* **Task description**: Out of the lines below, please list those that hold the string "Pythia".

* **Raw data**:
*****

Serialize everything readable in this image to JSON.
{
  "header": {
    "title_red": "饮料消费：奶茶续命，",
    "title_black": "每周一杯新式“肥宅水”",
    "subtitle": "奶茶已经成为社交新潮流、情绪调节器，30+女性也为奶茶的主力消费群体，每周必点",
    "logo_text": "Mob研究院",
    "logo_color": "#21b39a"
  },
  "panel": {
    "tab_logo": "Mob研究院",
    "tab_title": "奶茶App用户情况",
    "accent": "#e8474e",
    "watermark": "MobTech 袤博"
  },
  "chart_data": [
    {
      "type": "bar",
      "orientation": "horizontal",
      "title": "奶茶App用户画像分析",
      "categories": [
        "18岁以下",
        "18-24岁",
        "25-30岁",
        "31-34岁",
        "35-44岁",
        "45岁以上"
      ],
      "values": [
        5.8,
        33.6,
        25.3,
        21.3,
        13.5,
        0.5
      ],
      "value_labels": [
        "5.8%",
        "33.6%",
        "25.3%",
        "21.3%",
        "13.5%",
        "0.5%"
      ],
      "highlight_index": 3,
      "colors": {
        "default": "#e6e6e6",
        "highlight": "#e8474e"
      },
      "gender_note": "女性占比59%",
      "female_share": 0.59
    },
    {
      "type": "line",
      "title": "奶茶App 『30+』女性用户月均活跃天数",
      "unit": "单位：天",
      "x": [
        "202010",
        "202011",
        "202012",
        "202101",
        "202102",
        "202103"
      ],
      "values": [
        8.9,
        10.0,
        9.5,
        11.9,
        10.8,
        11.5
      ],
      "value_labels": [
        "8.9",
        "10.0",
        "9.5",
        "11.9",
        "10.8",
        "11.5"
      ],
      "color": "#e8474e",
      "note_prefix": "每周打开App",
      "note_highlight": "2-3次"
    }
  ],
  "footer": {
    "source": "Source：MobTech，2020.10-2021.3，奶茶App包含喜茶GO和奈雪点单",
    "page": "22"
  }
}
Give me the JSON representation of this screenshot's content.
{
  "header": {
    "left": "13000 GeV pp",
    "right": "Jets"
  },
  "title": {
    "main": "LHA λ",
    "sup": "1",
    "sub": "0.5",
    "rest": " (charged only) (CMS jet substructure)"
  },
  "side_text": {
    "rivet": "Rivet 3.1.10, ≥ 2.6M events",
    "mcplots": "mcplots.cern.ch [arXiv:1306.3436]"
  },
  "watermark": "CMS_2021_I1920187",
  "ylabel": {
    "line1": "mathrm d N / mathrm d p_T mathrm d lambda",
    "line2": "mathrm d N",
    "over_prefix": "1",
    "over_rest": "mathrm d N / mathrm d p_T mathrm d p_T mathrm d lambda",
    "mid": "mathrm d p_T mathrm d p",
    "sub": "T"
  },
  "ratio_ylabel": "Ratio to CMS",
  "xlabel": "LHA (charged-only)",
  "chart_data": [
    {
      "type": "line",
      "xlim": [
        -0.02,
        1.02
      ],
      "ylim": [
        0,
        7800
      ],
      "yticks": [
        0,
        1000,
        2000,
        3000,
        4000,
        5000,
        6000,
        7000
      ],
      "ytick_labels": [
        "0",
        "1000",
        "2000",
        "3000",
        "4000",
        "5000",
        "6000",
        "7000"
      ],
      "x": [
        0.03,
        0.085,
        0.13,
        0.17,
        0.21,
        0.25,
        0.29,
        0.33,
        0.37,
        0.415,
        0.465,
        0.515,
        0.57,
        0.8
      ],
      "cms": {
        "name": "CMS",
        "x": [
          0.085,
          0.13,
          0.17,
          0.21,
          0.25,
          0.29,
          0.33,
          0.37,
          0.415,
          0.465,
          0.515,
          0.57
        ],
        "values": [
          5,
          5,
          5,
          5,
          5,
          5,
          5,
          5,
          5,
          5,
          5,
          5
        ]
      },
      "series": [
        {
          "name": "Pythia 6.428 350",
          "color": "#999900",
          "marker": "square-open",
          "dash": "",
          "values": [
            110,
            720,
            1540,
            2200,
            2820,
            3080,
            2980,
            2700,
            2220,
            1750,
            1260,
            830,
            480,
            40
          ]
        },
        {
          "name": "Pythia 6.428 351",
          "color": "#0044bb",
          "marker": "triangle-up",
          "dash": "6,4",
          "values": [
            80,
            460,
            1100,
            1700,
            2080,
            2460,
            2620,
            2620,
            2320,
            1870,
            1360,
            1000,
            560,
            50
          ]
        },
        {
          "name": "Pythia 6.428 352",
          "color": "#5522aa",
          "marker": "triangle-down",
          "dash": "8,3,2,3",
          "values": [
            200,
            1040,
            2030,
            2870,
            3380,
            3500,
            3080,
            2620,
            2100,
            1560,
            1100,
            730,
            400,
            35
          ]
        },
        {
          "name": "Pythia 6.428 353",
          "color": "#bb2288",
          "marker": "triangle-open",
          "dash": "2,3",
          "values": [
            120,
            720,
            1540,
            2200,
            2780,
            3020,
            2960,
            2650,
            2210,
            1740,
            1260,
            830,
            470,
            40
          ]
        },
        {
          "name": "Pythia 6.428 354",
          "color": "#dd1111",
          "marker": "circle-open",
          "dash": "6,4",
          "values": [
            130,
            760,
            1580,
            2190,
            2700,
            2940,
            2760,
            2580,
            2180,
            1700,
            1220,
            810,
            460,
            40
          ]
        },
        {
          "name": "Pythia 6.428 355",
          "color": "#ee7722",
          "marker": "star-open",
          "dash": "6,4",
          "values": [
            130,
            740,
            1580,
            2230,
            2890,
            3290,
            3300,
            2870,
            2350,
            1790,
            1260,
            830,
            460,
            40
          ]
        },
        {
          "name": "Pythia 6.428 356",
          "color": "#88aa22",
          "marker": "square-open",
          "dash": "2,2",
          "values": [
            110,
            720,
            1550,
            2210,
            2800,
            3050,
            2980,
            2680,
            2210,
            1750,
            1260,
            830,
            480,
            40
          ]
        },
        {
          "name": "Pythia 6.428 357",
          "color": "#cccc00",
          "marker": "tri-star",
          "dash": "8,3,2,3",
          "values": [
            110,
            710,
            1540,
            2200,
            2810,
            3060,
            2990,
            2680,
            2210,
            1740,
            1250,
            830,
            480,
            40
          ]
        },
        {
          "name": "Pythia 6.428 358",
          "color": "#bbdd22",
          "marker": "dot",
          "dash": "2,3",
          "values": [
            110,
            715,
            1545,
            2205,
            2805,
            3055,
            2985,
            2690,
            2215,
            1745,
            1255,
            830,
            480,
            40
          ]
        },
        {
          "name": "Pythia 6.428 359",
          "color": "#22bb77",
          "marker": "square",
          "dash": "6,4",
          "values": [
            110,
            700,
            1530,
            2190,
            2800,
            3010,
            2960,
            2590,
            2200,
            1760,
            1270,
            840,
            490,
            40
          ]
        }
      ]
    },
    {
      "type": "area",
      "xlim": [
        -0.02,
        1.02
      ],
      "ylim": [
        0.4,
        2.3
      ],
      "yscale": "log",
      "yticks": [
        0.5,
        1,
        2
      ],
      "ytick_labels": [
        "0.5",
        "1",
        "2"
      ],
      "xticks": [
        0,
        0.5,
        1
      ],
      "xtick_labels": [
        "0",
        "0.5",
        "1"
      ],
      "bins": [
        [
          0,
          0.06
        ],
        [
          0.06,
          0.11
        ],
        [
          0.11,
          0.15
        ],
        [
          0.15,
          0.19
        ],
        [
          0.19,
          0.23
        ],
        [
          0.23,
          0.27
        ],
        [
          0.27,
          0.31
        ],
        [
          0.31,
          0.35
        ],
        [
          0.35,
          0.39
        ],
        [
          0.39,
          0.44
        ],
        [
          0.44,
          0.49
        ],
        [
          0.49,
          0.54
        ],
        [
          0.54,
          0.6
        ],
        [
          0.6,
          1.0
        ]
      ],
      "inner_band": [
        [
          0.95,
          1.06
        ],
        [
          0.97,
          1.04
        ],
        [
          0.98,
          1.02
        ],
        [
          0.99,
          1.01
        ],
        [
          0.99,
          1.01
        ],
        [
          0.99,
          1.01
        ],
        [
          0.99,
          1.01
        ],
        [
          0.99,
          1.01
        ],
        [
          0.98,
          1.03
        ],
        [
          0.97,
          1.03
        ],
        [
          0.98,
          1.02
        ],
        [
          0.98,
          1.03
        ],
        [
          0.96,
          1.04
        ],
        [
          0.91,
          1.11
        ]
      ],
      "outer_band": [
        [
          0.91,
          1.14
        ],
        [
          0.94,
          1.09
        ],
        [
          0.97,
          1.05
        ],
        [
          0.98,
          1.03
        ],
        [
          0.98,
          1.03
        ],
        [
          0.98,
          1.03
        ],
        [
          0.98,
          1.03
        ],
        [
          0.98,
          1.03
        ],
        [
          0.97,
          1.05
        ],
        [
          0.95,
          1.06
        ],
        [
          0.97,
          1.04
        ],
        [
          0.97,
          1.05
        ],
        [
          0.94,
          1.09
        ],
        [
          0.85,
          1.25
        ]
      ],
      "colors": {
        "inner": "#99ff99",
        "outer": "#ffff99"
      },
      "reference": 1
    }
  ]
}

*****

* **Exercise result**:
          "name": "Pythia 6.428 350",
          "name": "Pythia 6.428 351",
          "name": "Pythia 6.428 352",
          "name": "Pythia 6.428 353",
          "name": "Pythia 6.428 354",
          "name": "Pythia 6.428 355",
          "name": "Pythia 6.428 356",
          "name": "Pythia 6.428 357",
          "name": "Pythia 6.428 358",
          "name": "Pythia 6.428 359",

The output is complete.